Dataset content
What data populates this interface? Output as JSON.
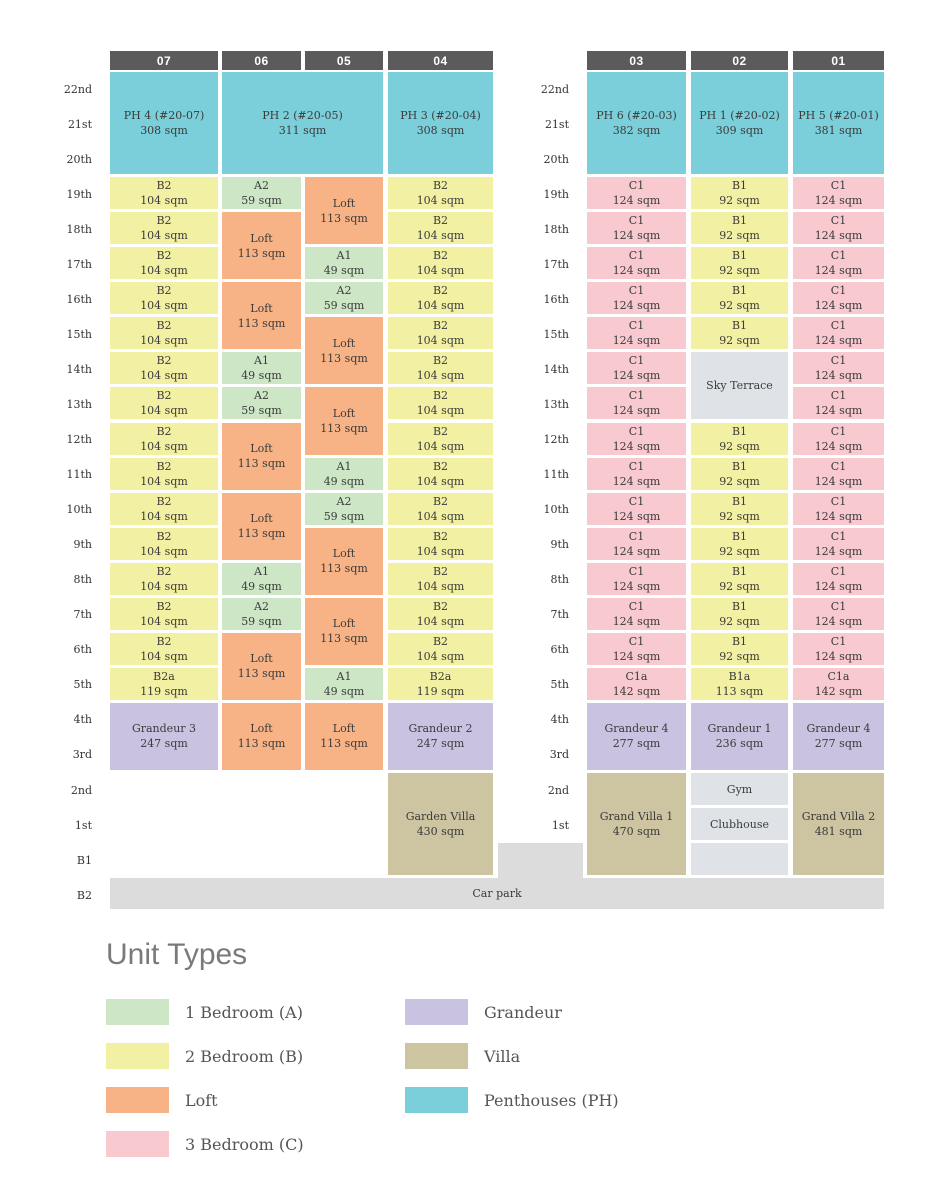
{
  "colors": {
    "A": "#cde6c6",
    "B": "#f2f0a3",
    "Loft": "#f7b386",
    "C": "#f8c9cf",
    "Grandeur": "#c9c2e0",
    "Villa": "#cdc4a2",
    "PH": "#7bcfda",
    "Facility": "#dfe3e7",
    "Carpark": "#dcdcdc",
    "Header": "#5b5b5b"
  },
  "columns": [
    "07",
    "06",
    "05",
    "04",
    "03",
    "02",
    "01"
  ],
  "floors": [
    "22nd",
    "21st",
    "20th",
    "19th",
    "18th",
    "17th",
    "16th",
    "15th",
    "14th",
    "13th",
    "12th",
    "11th",
    "10th",
    "9th",
    "8th",
    "7th",
    "6th",
    "5th",
    "4th",
    "3rd",
    "2nd",
    "1st",
    "B1",
    "B2"
  ],
  "units": [
    {
      "col": "07",
      "top": "22nd",
      "bottom": "20th",
      "type": "PH",
      "name": "PH 4 (#20-07)",
      "area": "308 sqm"
    },
    {
      "col": "06-05",
      "top": "22nd",
      "bottom": "20th",
      "type": "PH",
      "name": "PH 2 (#20-05)",
      "area": "311 sqm"
    },
    {
      "col": "04",
      "top": "22nd",
      "bottom": "20th",
      "type": "PH",
      "name": "PH 3 (#20-04)",
      "area": "308 sqm"
    },
    {
      "col": "03",
      "top": "22nd",
      "bottom": "20th",
      "type": "PH",
      "name": "PH 6 (#20-03)",
      "area": "382 sqm"
    },
    {
      "col": "02",
      "top": "22nd",
      "bottom": "20th",
      "type": "PH",
      "name": "PH 1 (#20-02)",
      "area": "309 sqm"
    },
    {
      "col": "01",
      "top": "22nd",
      "bottom": "20th",
      "type": "PH",
      "name": "PH 5 (#20-01)",
      "area": "381 sqm"
    },
    {
      "col": "07",
      "top": "19th",
      "bottom": "19th",
      "type": "B",
      "name": "B2",
      "area": "104 sqm"
    },
    {
      "col": "07",
      "top": "18th",
      "bottom": "18th",
      "type": "B",
      "name": "B2",
      "area": "104 sqm"
    },
    {
      "col": "07",
      "top": "17th",
      "bottom": "17th",
      "type": "B",
      "name": "B2",
      "area": "104 sqm"
    },
    {
      "col": "07",
      "top": "16th",
      "bottom": "16th",
      "type": "B",
      "name": "B2",
      "area": "104 sqm"
    },
    {
      "col": "07",
      "top": "15th",
      "bottom": "15th",
      "type": "B",
      "name": "B2",
      "area": "104 sqm"
    },
    {
      "col": "07",
      "top": "14th",
      "bottom": "14th",
      "type": "B",
      "name": "B2",
      "area": "104 sqm"
    },
    {
      "col": "07",
      "top": "13th",
      "bottom": "13th",
      "type": "B",
      "name": "B2",
      "area": "104 sqm"
    },
    {
      "col": "07",
      "top": "12th",
      "bottom": "12th",
      "type": "B",
      "name": "B2",
      "area": "104 sqm"
    },
    {
      "col": "07",
      "top": "11th",
      "bottom": "11th",
      "type": "B",
      "name": "B2",
      "area": "104 sqm"
    },
    {
      "col": "07",
      "top": "10th",
      "bottom": "10th",
      "type": "B",
      "name": "B2",
      "area": "104 sqm"
    },
    {
      "col": "07",
      "top": "9th",
      "bottom": "9th",
      "type": "B",
      "name": "B2",
      "area": "104 sqm"
    },
    {
      "col": "07",
      "top": "8th",
      "bottom": "8th",
      "type": "B",
      "name": "B2",
      "area": "104 sqm"
    },
    {
      "col": "07",
      "top": "7th",
      "bottom": "7th",
      "type": "B",
      "name": "B2",
      "area": "104 sqm"
    },
    {
      "col": "07",
      "top": "6th",
      "bottom": "6th",
      "type": "B",
      "name": "B2",
      "area": "104 sqm"
    },
    {
      "col": "07",
      "top": "5th",
      "bottom": "5th",
      "type": "B",
      "name": "B2a",
      "area": "119 sqm"
    },
    {
      "col": "07",
      "top": "4th",
      "bottom": "3rd",
      "type": "Grandeur",
      "name": "Grandeur 3",
      "area": "247 sqm"
    },
    {
      "col": "06",
      "top": "19th",
      "bottom": "19th",
      "type": "A",
      "name": "A2",
      "area": "59 sqm"
    },
    {
      "col": "06",
      "top": "18th",
      "bottom": "17th",
      "type": "Loft",
      "name": "Loft",
      "area": "113 sqm"
    },
    {
      "col": "06",
      "top": "16th",
      "bottom": "15th",
      "type": "Loft",
      "name": "Loft",
      "area": "113 sqm"
    },
    {
      "col": "06",
      "top": "14th",
      "bottom": "14th",
      "type": "A",
      "name": "A1",
      "area": "49 sqm"
    },
    {
      "col": "06",
      "top": "13th",
      "bottom": "13th",
      "type": "A",
      "name": "A2",
      "area": "59 sqm"
    },
    {
      "col": "06",
      "top": "12th",
      "bottom": "11th",
      "type": "Loft",
      "name": "Loft",
      "area": "113 sqm"
    },
    {
      "col": "06",
      "top": "10th",
      "bottom": "9th",
      "type": "Loft",
      "name": "Loft",
      "area": "113 sqm"
    },
    {
      "col": "06",
      "top": "8th",
      "bottom": "8th",
      "type": "A",
      "name": "A1",
      "area": "49 sqm"
    },
    {
      "col": "06",
      "top": "7th",
      "bottom": "7th",
      "type": "A",
      "name": "A2",
      "area": "59 sqm"
    },
    {
      "col": "06",
      "top": "6th",
      "bottom": "5th",
      "type": "Loft",
      "name": "Loft",
      "area": "113 sqm"
    },
    {
      "col": "06",
      "top": "4th",
      "bottom": "3rd",
      "type": "Loft",
      "name": "Loft",
      "area": "113 sqm"
    },
    {
      "col": "05",
      "top": "19th",
      "bottom": "18th",
      "type": "Loft",
      "name": "Loft",
      "area": "113 sqm"
    },
    {
      "col": "05",
      "top": "17th",
      "bottom": "17th",
      "type": "A",
      "name": "A1",
      "area": "49 sqm"
    },
    {
      "col": "05",
      "top": "16th",
      "bottom": "16th",
      "type": "A",
      "name": "A2",
      "area": "59 sqm"
    },
    {
      "col": "05",
      "top": "15th",
      "bottom": "14th",
      "type": "Loft",
      "name": "Loft",
      "area": "113 sqm"
    },
    {
      "col": "05",
      "top": "13th",
      "bottom": "12th",
      "type": "Loft",
      "name": "Loft",
      "area": "113 sqm"
    },
    {
      "col": "05",
      "top": "11th",
      "bottom": "11th",
      "type": "A",
      "name": "A1",
      "area": "49 sqm"
    },
    {
      "col": "05",
      "top": "10th",
      "bottom": "10th",
      "type": "A",
      "name": "A2",
      "area": "59 sqm"
    },
    {
      "col": "05",
      "top": "9th",
      "bottom": "8th",
      "type": "Loft",
      "name": "Loft",
      "area": "113 sqm"
    },
    {
      "col": "05",
      "top": "7th",
      "bottom": "6th",
      "type": "Loft",
      "name": "Loft",
      "area": "113 sqm"
    },
    {
      "col": "05",
      "top": "5th",
      "bottom": "5th",
      "type": "A",
      "name": "A1",
      "area": "49 sqm"
    },
    {
      "col": "05",
      "top": "4th",
      "bottom": "3rd",
      "type": "Loft",
      "name": "Loft",
      "area": "113 sqm"
    },
    {
      "col": "04",
      "top": "19th",
      "bottom": "19th",
      "type": "B",
      "name": "B2",
      "area": "104 sqm"
    },
    {
      "col": "04",
      "top": "18th",
      "bottom": "18th",
      "type": "B",
      "name": "B2",
      "area": "104 sqm"
    },
    {
      "col": "04",
      "top": "17th",
      "bottom": "17th",
      "type": "B",
      "name": "B2",
      "area": "104 sqm"
    },
    {
      "col": "04",
      "top": "16th",
      "bottom": "16th",
      "type": "B",
      "name": "B2",
      "area": "104 sqm"
    },
    {
      "col": "04",
      "top": "15th",
      "bottom": "15th",
      "type": "B",
      "name": "B2",
      "area": "104 sqm"
    },
    {
      "col": "04",
      "top": "14th",
      "bottom": "14th",
      "type": "B",
      "name": "B2",
      "area": "104 sqm"
    },
    {
      "col": "04",
      "top": "13th",
      "bottom": "13th",
      "type": "B",
      "name": "B2",
      "area": "104 sqm"
    },
    {
      "col": "04",
      "top": "12th",
      "bottom": "12th",
      "type": "B",
      "name": "B2",
      "area": "104 sqm"
    },
    {
      "col": "04",
      "top": "11th",
      "bottom": "11th",
      "type": "B",
      "name": "B2",
      "area": "104 sqm"
    },
    {
      "col": "04",
      "top": "10th",
      "bottom": "10th",
      "type": "B",
      "name": "B2",
      "area": "104 sqm"
    },
    {
      "col": "04",
      "top": "9th",
      "bottom": "9th",
      "type": "B",
      "name": "B2",
      "area": "104 sqm"
    },
    {
      "col": "04",
      "top": "8th",
      "bottom": "8th",
      "type": "B",
      "name": "B2",
      "area": "104 sqm"
    },
    {
      "col": "04",
      "top": "7th",
      "bottom": "7th",
      "type": "B",
      "name": "B2",
      "area": "104 sqm"
    },
    {
      "col": "04",
      "top": "6th",
      "bottom": "6th",
      "type": "B",
      "name": "B2",
      "area": "104 sqm"
    },
    {
      "col": "04",
      "top": "5th",
      "bottom": "5th",
      "type": "B",
      "name": "B2a",
      "area": "119 sqm"
    },
    {
      "col": "04",
      "top": "4th",
      "bottom": "3rd",
      "type": "Grandeur",
      "name": "Grandeur 2",
      "area": "247 sqm"
    },
    {
      "col": "04",
      "top": "2nd",
      "bottom": "B1",
      "type": "Villa",
      "name": "Garden Villa",
      "area": "430 sqm"
    },
    {
      "col": "03",
      "top": "19th",
      "bottom": "19th",
      "type": "C",
      "name": "C1",
      "area": "124 sqm"
    },
    {
      "col": "03",
      "top": "18th",
      "bottom": "18th",
      "type": "C",
      "name": "C1",
      "area": "124 sqm"
    },
    {
      "col": "03",
      "top": "17th",
      "bottom": "17th",
      "type": "C",
      "name": "C1",
      "area": "124 sqm"
    },
    {
      "col": "03",
      "top": "16th",
      "bottom": "16th",
      "type": "C",
      "name": "C1",
      "area": "124 sqm"
    },
    {
      "col": "03",
      "top": "15th",
      "bottom": "15th",
      "type": "C",
      "name": "C1",
      "area": "124 sqm"
    },
    {
      "col": "03",
      "top": "14th",
      "bottom": "14th",
      "type": "C",
      "name": "C1",
      "area": "124 sqm"
    },
    {
      "col": "03",
      "top": "13th",
      "bottom": "13th",
      "type": "C",
      "name": "C1",
      "area": "124 sqm"
    },
    {
      "col": "03",
      "top": "12th",
      "bottom": "12th",
      "type": "C",
      "name": "C1",
      "area": "124 sqm"
    },
    {
      "col": "03",
      "top": "11th",
      "bottom": "11th",
      "type": "C",
      "name": "C1",
      "area": "124 sqm"
    },
    {
      "col": "03",
      "top": "10th",
      "bottom": "10th",
      "type": "C",
      "name": "C1",
      "area": "124 sqm"
    },
    {
      "col": "03",
      "top": "9th",
      "bottom": "9th",
      "type": "C",
      "name": "C1",
      "area": "124 sqm"
    },
    {
      "col": "03",
      "top": "8th",
      "bottom": "8th",
      "type": "C",
      "name": "C1",
      "area": "124 sqm"
    },
    {
      "col": "03",
      "top": "7th",
      "bottom": "7th",
      "type": "C",
      "name": "C1",
      "area": "124 sqm"
    },
    {
      "col": "03",
      "top": "6th",
      "bottom": "6th",
      "type": "C",
      "name": "C1",
      "area": "124 sqm"
    },
    {
      "col": "03",
      "top": "5th",
      "bottom": "5th",
      "type": "C",
      "name": "C1a",
      "area": "142 sqm"
    },
    {
      "col": "03",
      "top": "4th",
      "bottom": "3rd",
      "type": "Grandeur",
      "name": "Grandeur 4",
      "area": "277 sqm"
    },
    {
      "col": "03",
      "top": "2nd",
      "bottom": "B1",
      "type": "Villa",
      "name": "Grand Villa 1",
      "area": "470 sqm"
    },
    {
      "col": "02",
      "top": "19th",
      "bottom": "19th",
      "type": "B",
      "name": "B1",
      "area": "92 sqm"
    },
    {
      "col": "02",
      "top": "18th",
      "bottom": "18th",
      "type": "B",
      "name": "B1",
      "area": "92 sqm"
    },
    {
      "col": "02",
      "top": "17th",
      "bottom": "17th",
      "type": "B",
      "name": "B1",
      "area": "92 sqm"
    },
    {
      "col": "02",
      "top": "16th",
      "bottom": "16th",
      "type": "B",
      "name": "B1",
      "area": "92 sqm"
    },
    {
      "col": "02",
      "top": "15th",
      "bottom": "15th",
      "type": "B",
      "name": "B1",
      "area": "92 sqm"
    },
    {
      "col": "02",
      "top": "14th",
      "bottom": "13th",
      "type": "Facility",
      "name": "Sky Terrace",
      "area": ""
    },
    {
      "col": "02",
      "top": "12th",
      "bottom": "12th",
      "type": "B",
      "name": "B1",
      "area": "92 sqm"
    },
    {
      "col": "02",
      "top": "11th",
      "bottom": "11th",
      "type": "B",
      "name": "B1",
      "area": "92 sqm"
    },
    {
      "col": "02",
      "top": "10th",
      "bottom": "10th",
      "type": "B",
      "name": "B1",
      "area": "92 sqm"
    },
    {
      "col": "02",
      "top": "9th",
      "bottom": "9th",
      "type": "B",
      "name": "B1",
      "area": "92 sqm"
    },
    {
      "col": "02",
      "top": "8th",
      "bottom": "8th",
      "type": "B",
      "name": "B1",
      "area": "92 sqm"
    },
    {
      "col": "02",
      "top": "7th",
      "bottom": "7th",
      "type": "B",
      "name": "B1",
      "area": "92 sqm"
    },
    {
      "col": "02",
      "top": "6th",
      "bottom": "6th",
      "type": "B",
      "name": "B1",
      "area": "92 sqm"
    },
    {
      "col": "02",
      "top": "5th",
      "bottom": "5th",
      "type": "B",
      "name": "B1a",
      "area": "113 sqm"
    },
    {
      "col": "02",
      "top": "4th",
      "bottom": "3rd",
      "type": "Grandeur",
      "name": "Grandeur 1",
      "area": "236 sqm"
    },
    {
      "col": "02",
      "top": "2nd",
      "bottom": "2nd",
      "type": "Facility",
      "name": "Gym",
      "area": ""
    },
    {
      "col": "02",
      "top": "1st",
      "bottom": "1st",
      "type": "Facility",
      "name": "Clubhouse",
      "area": ""
    },
    {
      "col": "02",
      "top": "B1",
      "bottom": "B1",
      "type": "Facility",
      "name": "",
      "area": ""
    },
    {
      "col": "01",
      "top": "19th",
      "bottom": "19th",
      "type": "C",
      "name": "C1",
      "area": "124 sqm"
    },
    {
      "col": "01",
      "top": "18th",
      "bottom": "18th",
      "type": "C",
      "name": "C1",
      "area": "124 sqm"
    },
    {
      "col": "01",
      "top": "17th",
      "bottom": "17th",
      "type": "C",
      "name": "C1",
      "area": "124 sqm"
    },
    {
      "col": "01",
      "top": "16th",
      "bottom": "16th",
      "type": "C",
      "name": "C1",
      "area": "124 sqm"
    },
    {
      "col": "01",
      "top": "15th",
      "bottom": "15th",
      "type": "C",
      "name": "C1",
      "area": "124 sqm"
    },
    {
      "col": "01",
      "top": "14th",
      "bottom": "14th",
      "type": "C",
      "name": "C1",
      "area": "124 sqm"
    },
    {
      "col": "01",
      "top": "13th",
      "bottom": "13th",
      "type": "C",
      "name": "C1",
      "area": "124 sqm"
    },
    {
      "col": "01",
      "top": "12th",
      "bottom": "12th",
      "type": "C",
      "name": "C1",
      "area": "124 sqm"
    },
    {
      "col": "01",
      "top": "11th",
      "bottom": "11th",
      "type": "C",
      "name": "C1",
      "area": "124 sqm"
    },
    {
      "col": "01",
      "top": "10th",
      "bottom": "10th",
      "type": "C",
      "name": "C1",
      "area": "124 sqm"
    },
    {
      "col": "01",
      "top": "9th",
      "bottom": "9th",
      "type": "C",
      "name": "C1",
      "area": "124 sqm"
    },
    {
      "col": "01",
      "top": "8th",
      "bottom": "8th",
      "type": "C",
      "name": "C1",
      "area": "124 sqm"
    },
    {
      "col": "01",
      "top": "7th",
      "bottom": "7th",
      "type": "C",
      "name": "C1",
      "area": "124 sqm"
    },
    {
      "col": "01",
      "top": "6th",
      "bottom": "6th",
      "type": "C",
      "name": "C1",
      "area": "124 sqm"
    },
    {
      "col": "01",
      "top": "5th",
      "bottom": "5th",
      "type": "C",
      "name": "C1a",
      "area": "142 sqm"
    },
    {
      "col": "01",
      "top": "4th",
      "bottom": "3rd",
      "type": "Grandeur",
      "name": "Grandeur 4",
      "area": "277 sqm"
    },
    {
      "col": "01",
      "top": "2nd",
      "bottom": "B1",
      "type": "Villa",
      "name": "Grand Villa 2",
      "area": "481 sqm"
    },
    {
      "col": "gap",
      "top": "B1",
      "bottom": "B1",
      "type": "Carpark",
      "name": "",
      "area": ""
    },
    {
      "col": "all",
      "top": "B2",
      "bottom": "B2",
      "type": "Carpark",
      "name": "Car park",
      "area": ""
    }
  ],
  "legend": {
    "title": "Unit Types",
    "items": [
      {
        "type": "A",
        "label": "1 Bedroom (A)"
      },
      {
        "type": "B",
        "label": "2 Bedroom (B)"
      },
      {
        "type": "Loft",
        "label": "Loft"
      },
      {
        "type": "C",
        "label": "3 Bedroom (C)"
      },
      {
        "type": "Grandeur",
        "label": "Grandeur"
      },
      {
        "type": "Villa",
        "label": "Villa"
      },
      {
        "type": "PH",
        "label": "Penthouses (PH)"
      }
    ]
  }
}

Directive
Reproduce each line holding the word "Villa".

Exercise result
    "Villa": "#cdc4a2",
      "type": "Villa",
      "name": "Garden Villa",
      "type": "Villa",
      "name": "Grand Villa 1",
      "type": "Villa",
      "name": "Grand Villa 2",
        "type": "Villa",
        "label": "Villa"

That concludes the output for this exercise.